**Listed records**
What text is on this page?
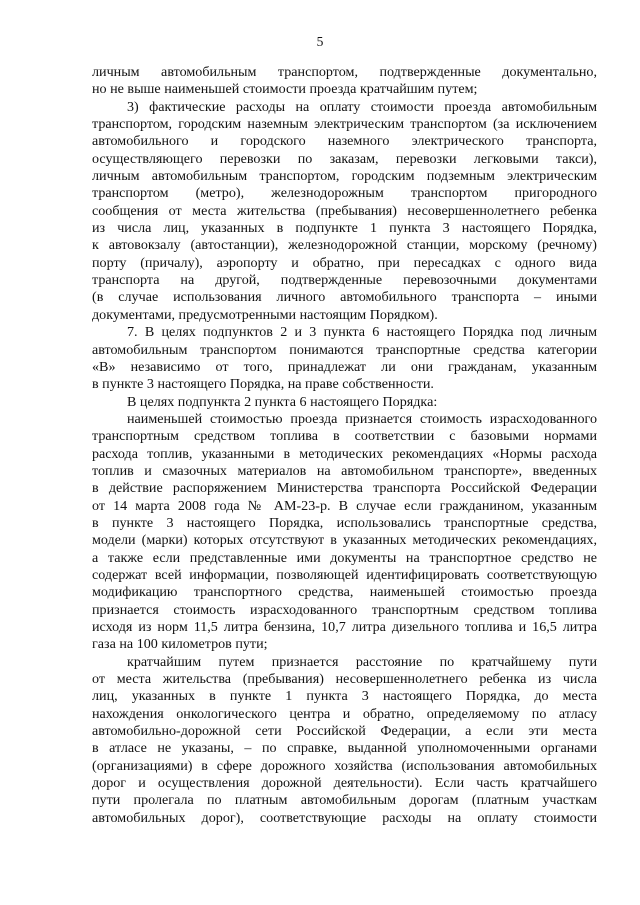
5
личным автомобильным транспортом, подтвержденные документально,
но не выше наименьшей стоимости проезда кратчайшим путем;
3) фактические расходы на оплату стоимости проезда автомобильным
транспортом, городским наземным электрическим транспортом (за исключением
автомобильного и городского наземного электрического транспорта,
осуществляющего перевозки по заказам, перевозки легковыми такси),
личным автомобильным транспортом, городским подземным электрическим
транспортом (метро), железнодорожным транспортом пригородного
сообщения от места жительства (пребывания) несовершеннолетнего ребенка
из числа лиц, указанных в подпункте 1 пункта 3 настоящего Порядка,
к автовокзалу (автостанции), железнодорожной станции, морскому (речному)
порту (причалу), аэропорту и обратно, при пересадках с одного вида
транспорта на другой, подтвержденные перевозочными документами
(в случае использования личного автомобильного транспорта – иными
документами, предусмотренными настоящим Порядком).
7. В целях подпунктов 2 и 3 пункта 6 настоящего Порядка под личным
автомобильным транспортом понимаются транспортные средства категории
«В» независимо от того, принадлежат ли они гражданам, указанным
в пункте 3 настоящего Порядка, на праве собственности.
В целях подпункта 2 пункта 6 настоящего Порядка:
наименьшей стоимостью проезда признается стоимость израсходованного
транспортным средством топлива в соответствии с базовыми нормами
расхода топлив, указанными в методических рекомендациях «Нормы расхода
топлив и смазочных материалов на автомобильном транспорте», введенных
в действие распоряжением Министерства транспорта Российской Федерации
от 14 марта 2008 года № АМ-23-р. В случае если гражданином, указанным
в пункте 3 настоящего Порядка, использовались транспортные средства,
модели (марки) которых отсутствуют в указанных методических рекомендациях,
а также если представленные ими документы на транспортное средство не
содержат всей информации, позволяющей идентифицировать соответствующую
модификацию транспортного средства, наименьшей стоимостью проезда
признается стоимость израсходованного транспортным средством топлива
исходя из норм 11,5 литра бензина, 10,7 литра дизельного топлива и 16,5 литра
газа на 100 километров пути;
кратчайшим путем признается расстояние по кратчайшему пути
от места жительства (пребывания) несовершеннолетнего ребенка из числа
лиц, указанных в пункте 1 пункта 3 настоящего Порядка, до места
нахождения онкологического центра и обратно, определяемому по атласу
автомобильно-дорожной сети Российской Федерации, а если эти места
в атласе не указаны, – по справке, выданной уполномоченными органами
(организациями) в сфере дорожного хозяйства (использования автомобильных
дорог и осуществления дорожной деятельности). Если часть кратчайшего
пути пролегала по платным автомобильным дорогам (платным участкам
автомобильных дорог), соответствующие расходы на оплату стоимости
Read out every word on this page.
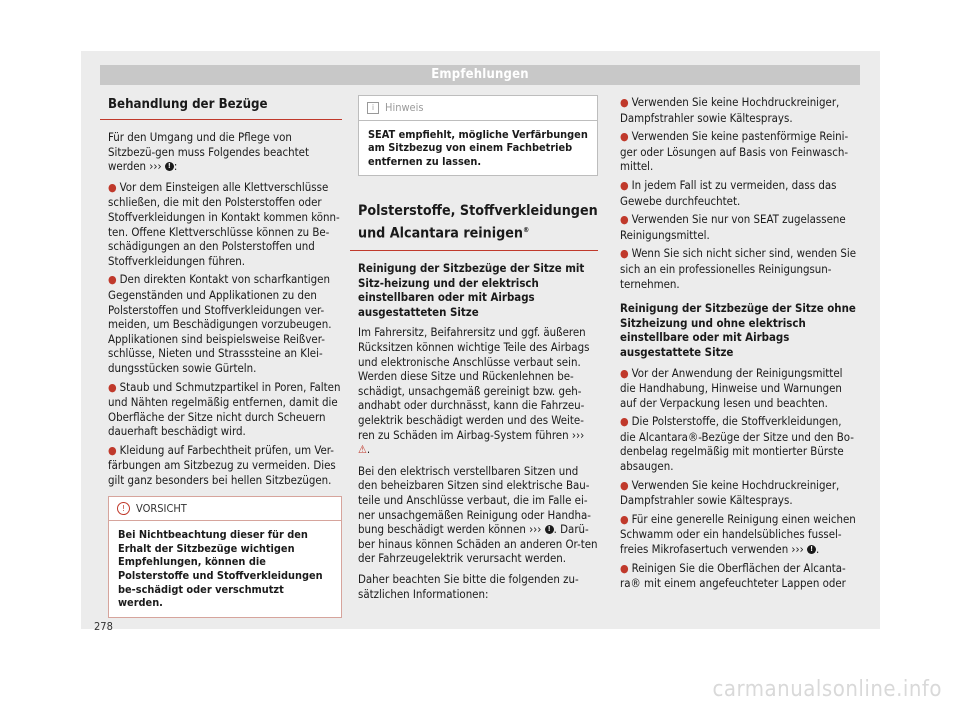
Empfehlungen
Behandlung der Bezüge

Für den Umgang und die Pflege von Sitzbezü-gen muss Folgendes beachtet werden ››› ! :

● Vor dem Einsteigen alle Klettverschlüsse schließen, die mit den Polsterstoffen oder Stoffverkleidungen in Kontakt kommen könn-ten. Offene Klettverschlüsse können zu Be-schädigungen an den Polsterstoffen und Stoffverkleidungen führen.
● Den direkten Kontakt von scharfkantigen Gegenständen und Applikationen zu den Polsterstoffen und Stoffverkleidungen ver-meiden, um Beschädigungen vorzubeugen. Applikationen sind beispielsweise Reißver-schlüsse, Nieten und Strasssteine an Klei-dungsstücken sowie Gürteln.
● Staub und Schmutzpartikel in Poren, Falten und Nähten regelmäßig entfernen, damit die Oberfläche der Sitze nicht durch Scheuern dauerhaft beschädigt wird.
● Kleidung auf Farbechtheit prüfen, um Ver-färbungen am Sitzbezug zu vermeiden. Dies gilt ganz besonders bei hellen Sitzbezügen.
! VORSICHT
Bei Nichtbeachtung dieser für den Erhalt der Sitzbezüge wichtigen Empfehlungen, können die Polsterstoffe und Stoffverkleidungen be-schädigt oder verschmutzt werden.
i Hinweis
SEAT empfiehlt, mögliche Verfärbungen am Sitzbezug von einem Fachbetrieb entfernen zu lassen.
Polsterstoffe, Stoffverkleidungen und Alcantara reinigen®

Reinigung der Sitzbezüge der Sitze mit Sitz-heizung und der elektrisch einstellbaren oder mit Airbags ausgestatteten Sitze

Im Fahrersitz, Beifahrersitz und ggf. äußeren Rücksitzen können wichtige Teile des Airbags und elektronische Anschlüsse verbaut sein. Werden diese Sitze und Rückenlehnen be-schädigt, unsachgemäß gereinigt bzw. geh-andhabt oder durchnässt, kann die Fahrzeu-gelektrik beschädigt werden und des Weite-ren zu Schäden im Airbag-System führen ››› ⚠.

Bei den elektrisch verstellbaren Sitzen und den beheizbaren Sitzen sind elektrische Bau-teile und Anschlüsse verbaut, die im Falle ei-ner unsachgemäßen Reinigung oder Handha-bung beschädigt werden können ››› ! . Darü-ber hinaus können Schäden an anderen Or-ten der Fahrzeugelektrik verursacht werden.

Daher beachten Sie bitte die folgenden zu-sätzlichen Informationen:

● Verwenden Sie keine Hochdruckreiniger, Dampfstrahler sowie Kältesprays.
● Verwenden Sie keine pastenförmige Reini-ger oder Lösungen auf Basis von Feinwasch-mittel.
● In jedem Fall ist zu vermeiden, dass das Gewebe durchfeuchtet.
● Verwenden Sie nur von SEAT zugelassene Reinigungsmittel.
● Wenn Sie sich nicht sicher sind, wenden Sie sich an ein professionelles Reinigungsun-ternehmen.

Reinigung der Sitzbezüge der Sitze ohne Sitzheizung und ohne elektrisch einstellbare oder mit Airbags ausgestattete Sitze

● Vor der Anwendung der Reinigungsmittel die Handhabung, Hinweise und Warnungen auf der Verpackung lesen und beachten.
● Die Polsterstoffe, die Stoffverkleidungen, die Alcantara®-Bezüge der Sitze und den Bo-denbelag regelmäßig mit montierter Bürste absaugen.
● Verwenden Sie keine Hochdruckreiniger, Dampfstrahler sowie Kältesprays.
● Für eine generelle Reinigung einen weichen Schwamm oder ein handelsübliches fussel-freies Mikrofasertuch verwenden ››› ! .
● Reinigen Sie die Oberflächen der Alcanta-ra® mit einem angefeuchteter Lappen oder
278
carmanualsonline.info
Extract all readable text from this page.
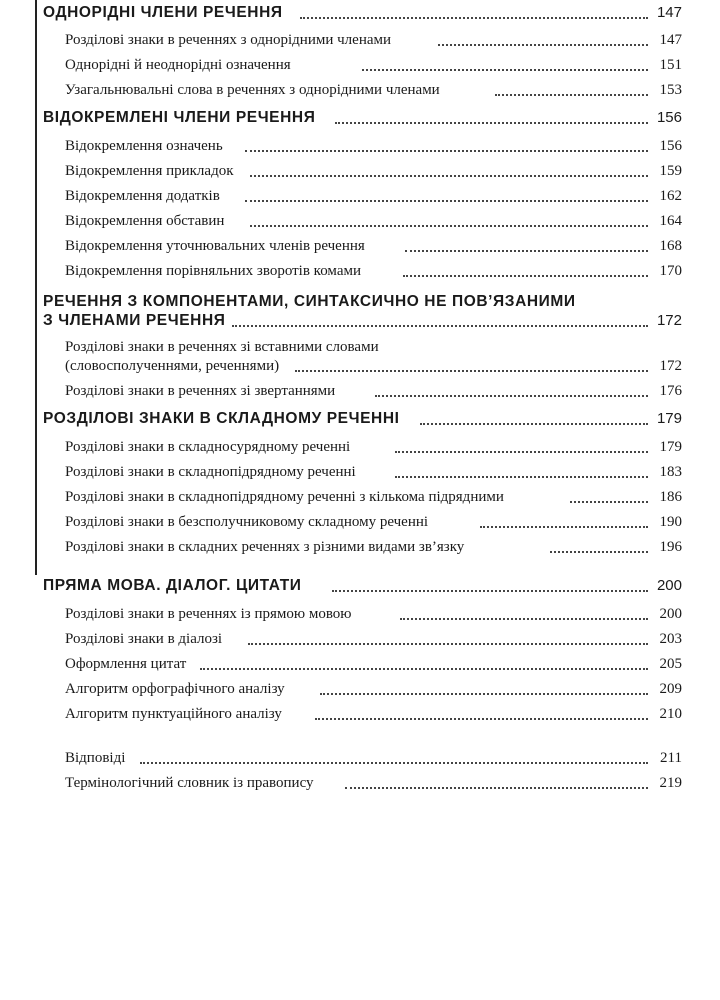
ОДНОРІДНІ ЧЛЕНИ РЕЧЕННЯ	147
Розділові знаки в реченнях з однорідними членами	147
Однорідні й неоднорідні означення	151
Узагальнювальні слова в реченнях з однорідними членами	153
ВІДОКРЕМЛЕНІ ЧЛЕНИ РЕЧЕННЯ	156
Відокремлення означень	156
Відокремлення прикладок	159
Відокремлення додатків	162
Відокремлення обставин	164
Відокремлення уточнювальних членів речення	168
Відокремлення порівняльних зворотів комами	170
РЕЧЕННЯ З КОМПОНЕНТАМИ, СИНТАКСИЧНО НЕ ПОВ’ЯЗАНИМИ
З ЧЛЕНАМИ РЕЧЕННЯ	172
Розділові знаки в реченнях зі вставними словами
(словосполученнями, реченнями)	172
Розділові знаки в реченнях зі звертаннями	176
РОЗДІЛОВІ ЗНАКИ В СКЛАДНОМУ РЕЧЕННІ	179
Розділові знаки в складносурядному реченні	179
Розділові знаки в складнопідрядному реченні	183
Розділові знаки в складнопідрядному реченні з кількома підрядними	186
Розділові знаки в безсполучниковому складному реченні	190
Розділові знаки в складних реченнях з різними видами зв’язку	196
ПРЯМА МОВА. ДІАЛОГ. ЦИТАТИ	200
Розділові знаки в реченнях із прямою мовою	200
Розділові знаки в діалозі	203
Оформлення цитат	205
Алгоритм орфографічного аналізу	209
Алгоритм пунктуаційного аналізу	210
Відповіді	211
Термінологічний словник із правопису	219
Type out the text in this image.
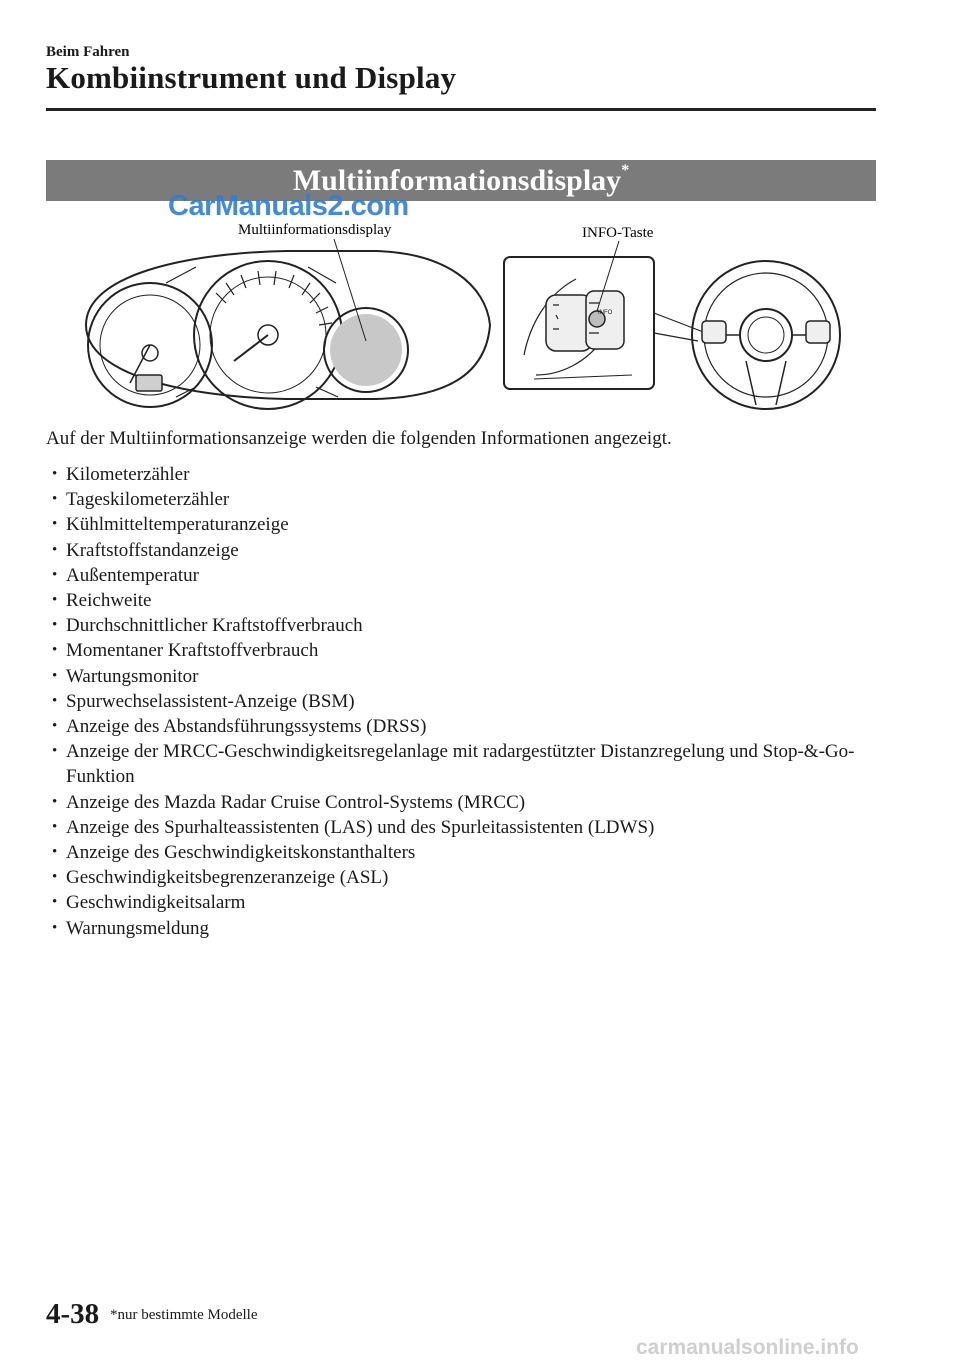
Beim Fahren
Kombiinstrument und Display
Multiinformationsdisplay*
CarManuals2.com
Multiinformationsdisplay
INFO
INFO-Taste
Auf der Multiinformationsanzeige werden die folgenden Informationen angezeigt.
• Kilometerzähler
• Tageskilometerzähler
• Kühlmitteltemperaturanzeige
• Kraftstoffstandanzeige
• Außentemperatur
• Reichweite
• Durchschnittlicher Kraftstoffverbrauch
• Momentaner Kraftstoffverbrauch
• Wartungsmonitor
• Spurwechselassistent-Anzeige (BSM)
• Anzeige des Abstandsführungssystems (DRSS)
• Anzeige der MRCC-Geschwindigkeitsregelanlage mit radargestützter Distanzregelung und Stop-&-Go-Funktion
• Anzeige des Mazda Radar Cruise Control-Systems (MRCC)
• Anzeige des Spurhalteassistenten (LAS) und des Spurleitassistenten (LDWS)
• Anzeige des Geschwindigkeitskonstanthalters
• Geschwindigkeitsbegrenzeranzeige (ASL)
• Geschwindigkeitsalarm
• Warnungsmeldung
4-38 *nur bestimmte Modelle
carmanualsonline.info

**Exercise aim**
Only a number is wanted: how many lines contain "пребывания"?

**Written reply**
2